**What the task requires:**
Rewrite the records from the first line through the line containing "nom-field-group: Nom: [88, 446, 772, 535]", replacing "wishlist-button" with "favorite-button" and keeping everything else the same.
--- BEGIN Supplied records ---
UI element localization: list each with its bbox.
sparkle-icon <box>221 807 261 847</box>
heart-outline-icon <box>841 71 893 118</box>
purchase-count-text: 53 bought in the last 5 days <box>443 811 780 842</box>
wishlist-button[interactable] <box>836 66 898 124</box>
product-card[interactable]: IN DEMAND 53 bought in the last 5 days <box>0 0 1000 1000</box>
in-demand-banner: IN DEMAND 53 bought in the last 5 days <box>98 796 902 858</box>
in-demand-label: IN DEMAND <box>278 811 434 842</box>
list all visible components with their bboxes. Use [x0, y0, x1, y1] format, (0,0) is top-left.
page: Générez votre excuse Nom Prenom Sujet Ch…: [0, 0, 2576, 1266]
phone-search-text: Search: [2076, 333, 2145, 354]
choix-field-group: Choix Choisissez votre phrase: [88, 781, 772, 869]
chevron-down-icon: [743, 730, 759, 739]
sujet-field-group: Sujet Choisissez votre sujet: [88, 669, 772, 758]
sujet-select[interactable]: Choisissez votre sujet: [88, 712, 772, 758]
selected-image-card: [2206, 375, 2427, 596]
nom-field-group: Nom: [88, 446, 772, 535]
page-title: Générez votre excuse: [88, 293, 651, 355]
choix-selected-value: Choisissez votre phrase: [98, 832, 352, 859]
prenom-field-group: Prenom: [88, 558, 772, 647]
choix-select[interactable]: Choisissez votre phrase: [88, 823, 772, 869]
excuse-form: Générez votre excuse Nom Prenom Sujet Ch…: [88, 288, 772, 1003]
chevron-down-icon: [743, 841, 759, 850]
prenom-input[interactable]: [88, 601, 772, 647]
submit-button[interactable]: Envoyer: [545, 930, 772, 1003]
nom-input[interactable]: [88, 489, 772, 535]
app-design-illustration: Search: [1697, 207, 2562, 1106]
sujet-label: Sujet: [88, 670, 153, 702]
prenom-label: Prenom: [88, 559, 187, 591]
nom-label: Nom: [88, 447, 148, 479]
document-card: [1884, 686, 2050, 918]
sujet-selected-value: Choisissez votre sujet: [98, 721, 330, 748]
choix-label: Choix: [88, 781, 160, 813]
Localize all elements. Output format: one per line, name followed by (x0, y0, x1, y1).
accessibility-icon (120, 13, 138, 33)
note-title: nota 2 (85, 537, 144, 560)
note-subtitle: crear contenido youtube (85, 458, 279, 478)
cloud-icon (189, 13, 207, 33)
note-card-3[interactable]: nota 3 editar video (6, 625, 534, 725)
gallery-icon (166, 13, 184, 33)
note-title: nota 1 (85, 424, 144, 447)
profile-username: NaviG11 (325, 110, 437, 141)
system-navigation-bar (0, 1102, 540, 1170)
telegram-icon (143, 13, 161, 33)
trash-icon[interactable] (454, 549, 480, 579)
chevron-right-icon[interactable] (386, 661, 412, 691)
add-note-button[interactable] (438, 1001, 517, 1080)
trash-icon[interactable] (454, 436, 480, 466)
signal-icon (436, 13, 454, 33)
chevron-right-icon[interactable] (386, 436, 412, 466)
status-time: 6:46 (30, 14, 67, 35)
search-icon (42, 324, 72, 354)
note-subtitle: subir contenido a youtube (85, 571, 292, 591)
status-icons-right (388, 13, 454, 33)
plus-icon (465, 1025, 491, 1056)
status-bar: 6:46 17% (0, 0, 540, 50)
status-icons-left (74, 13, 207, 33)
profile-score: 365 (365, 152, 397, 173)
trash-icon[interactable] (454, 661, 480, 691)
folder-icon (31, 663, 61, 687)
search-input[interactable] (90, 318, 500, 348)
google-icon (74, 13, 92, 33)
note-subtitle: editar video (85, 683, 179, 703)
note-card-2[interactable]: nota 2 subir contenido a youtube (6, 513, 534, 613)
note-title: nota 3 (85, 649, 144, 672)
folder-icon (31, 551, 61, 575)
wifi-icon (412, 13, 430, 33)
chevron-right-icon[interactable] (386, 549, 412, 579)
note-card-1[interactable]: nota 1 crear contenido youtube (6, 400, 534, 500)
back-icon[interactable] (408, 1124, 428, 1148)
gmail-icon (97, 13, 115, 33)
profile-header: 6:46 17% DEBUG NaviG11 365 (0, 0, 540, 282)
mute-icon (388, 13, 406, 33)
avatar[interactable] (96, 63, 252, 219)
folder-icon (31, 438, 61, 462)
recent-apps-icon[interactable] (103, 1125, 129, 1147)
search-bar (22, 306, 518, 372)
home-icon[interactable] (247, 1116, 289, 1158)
--- END Supplied records ---
**The solution:**
UI element localization: list each with its bbox.
sparkle-icon <box>221 807 261 847</box>
heart-outline-icon <box>841 71 893 118</box>
purchase-count-text: 53 bought in the last 5 days <box>443 811 780 842</box>
favorite-button[interactable] <box>836 66 898 124</box>
product-card[interactable]: IN DEMAND 53 bought in the last 5 days <box>0 0 1000 1000</box>
in-demand-banner: IN DEMAND 53 bought in the last 5 days <box>98 796 902 858</box>
in-demand-label: IN DEMAND <box>278 811 434 842</box>
list all visible components with their bboxes. Use [x0, y0, x1, y1] format, (0,0) is top-left.
page: Générez votre excuse Nom Prenom Sujet Ch…: [0, 0, 2576, 1266]
phone-search-text: Search: [2076, 333, 2145, 354]
choix-field-group: Choix Choisissez votre phrase: [88, 781, 772, 869]
chevron-down-icon: [743, 730, 759, 739]
sujet-field-group: Sujet Choisissez votre sujet: [88, 669, 772, 758]
sujet-select[interactable]: Choisissez votre sujet: [88, 712, 772, 758]
selected-image-card: [2206, 375, 2427, 596]
nom-field-group: Nom: [88, 446, 772, 535]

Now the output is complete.